• [What you need to do]: Pick out every line with the word "scomposizione" and copy it.

• [Input rows]:
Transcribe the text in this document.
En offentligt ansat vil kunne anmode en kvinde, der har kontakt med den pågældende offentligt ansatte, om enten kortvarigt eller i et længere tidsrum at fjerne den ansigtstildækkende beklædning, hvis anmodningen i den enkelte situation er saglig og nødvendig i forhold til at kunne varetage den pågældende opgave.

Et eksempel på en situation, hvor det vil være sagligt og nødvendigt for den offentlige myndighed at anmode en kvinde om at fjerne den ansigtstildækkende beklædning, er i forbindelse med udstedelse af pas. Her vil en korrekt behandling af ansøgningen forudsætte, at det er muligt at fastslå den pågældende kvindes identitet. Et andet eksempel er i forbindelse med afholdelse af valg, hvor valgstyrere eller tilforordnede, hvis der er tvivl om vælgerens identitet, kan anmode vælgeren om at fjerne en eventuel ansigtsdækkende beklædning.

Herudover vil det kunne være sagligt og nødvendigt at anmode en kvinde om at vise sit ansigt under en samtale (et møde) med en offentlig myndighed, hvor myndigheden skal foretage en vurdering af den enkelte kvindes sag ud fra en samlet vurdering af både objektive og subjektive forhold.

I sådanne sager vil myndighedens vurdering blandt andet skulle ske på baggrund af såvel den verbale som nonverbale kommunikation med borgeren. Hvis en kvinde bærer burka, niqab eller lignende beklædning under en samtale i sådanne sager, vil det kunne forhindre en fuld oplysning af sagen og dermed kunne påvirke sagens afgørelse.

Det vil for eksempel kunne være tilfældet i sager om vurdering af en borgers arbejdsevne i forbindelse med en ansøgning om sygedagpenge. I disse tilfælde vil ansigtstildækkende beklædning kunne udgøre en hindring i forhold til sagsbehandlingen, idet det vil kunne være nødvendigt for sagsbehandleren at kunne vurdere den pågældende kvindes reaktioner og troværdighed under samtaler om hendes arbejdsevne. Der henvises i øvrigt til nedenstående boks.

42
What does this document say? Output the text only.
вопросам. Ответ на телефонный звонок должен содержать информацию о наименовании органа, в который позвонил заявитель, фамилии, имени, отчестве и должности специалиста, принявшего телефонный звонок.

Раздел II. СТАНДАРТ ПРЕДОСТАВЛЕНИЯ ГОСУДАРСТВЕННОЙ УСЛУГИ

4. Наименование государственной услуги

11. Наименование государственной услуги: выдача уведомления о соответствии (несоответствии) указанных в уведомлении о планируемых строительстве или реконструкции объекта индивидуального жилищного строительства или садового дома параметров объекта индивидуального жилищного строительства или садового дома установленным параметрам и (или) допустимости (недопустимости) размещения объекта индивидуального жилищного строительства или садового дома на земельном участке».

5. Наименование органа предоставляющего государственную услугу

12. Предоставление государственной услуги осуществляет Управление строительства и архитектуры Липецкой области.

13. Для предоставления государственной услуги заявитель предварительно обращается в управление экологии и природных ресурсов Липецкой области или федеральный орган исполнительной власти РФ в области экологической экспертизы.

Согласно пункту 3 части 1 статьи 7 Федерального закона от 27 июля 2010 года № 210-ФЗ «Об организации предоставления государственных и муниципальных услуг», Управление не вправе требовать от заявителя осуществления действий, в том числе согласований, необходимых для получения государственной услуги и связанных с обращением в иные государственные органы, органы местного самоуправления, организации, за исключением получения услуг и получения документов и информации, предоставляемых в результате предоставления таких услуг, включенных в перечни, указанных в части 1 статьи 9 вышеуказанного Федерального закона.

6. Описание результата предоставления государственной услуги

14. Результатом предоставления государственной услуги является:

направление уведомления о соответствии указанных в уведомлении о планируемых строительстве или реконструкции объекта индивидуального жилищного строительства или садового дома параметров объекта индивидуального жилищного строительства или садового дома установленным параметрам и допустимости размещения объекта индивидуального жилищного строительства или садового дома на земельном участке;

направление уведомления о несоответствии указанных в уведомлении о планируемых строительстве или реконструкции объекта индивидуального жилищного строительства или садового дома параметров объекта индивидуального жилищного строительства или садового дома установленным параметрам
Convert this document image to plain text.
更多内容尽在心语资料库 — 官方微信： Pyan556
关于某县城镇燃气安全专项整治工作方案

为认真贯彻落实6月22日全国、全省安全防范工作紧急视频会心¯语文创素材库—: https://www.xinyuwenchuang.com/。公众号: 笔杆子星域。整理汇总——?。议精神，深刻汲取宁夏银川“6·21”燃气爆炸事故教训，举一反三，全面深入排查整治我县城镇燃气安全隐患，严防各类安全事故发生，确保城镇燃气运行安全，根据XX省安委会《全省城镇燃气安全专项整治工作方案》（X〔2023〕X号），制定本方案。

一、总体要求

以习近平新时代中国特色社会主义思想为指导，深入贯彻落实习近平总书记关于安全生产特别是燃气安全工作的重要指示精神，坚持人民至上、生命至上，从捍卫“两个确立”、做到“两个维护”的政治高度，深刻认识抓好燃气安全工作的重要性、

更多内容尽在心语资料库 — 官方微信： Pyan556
==
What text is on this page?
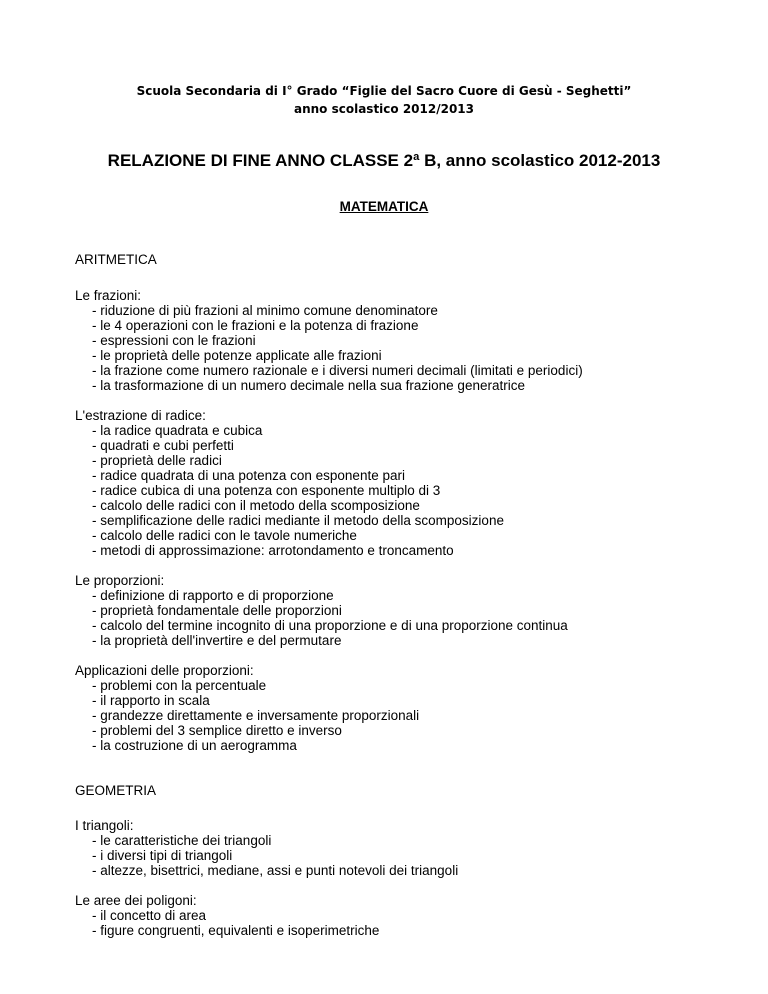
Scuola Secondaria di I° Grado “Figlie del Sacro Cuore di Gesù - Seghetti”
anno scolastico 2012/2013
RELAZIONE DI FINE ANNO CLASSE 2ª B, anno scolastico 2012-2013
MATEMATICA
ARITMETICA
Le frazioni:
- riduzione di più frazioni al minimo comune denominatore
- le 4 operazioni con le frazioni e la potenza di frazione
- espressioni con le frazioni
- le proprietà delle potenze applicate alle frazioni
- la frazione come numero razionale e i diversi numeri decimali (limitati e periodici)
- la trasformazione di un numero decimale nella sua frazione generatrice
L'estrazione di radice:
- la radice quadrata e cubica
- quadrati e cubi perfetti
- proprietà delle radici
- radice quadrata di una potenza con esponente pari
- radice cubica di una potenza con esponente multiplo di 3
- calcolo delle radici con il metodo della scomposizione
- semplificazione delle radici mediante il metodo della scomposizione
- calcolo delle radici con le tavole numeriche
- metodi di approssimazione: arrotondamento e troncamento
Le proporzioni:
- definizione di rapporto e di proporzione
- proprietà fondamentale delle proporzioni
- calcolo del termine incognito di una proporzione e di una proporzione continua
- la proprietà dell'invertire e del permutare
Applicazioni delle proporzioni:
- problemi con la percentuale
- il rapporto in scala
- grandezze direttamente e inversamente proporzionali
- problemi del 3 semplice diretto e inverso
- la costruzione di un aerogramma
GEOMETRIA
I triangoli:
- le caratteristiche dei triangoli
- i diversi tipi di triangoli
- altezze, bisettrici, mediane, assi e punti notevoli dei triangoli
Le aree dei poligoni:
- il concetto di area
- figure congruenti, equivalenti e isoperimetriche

• [Response to this task]:
- calcolo delle radici con il metodo della scomposizione
- semplificazione delle radici mediante il metodo della scomposizione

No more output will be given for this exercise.